Task ->
Reproduce the full listing that appears beneath this instruction exactly.

──────── Data for this task

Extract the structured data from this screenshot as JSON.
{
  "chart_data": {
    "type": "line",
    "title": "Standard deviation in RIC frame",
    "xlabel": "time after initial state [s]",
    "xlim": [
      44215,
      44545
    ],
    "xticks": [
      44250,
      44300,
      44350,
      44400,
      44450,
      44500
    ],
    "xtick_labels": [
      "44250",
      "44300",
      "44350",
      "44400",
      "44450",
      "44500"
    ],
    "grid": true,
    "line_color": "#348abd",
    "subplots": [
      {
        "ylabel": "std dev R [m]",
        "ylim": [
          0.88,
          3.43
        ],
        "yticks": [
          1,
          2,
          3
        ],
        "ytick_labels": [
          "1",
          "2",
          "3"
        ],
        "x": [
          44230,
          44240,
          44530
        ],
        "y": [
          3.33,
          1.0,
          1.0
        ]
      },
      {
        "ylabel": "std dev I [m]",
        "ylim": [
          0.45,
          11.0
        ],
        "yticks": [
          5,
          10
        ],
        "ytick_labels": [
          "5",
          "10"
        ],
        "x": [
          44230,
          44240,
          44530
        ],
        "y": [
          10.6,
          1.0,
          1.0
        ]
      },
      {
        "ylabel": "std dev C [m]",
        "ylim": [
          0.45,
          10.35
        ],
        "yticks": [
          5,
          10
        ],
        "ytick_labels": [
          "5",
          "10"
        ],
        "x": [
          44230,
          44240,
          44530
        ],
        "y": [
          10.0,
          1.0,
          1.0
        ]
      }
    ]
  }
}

────────────────

Expected output ->
Extract the structured data from this screenshot as JSON.
{
  "chart_data": {
    "type": "line",
    "title": "Standard deviation in RIC frame",
    "xlabel": "time after initial state [s]",
    "xlim": [
      44215,
      44545
    ],
    "xticks": [
      44250,
      44300,
      44350,
      44400,
      44450,
      44500
    ],
    "xtick_labels": [
      "44250",
      "44300",
      "44350",
      "44400",
      "44450",
      "44500"
    ],
    "grid": true,
    "line_color": "#348abd",
    "subplots": [
      {
        "ylabel": "std dev R [m]",
        "ylim": [
          0.88,
          3.43
        ],
        "yticks": [
          1,
          2,
          3
        ],
        "ytick_labels": [
          "1",
          "2",
          "3"
        ],
        "x": [
          44230,
          44240,
          44530
        ],
        "y": [
          3.33,
          1.0,
          1.0
        ]
      },
      {
        "ylabel": "std dev I [m]",
        "ylim": [
          0.45,
          11.0
        ],
        "yticks": [
          5,
          10
        ],
        "ytick_labels": [
          "5",
          "10"
        ],
        "x": [
          44230,
          44240,
          44530
        ],
        "y": [
          10.6,
          1.0,
          1.0
        ]
      },
      {
        "ylabel": "std dev C [m]",
        "ylim": [
          0.45,
          10.35
        ],
        "yticks": [
          5,
          10
        ],
        "ytick_labels": [
          "5",
          "10"
        ],
        "x": [
          44230,
          44240,
          44530
        ],
        "y": [
          10.0,
          1.0,
          1.0
        ]
      }
    ]
  }
}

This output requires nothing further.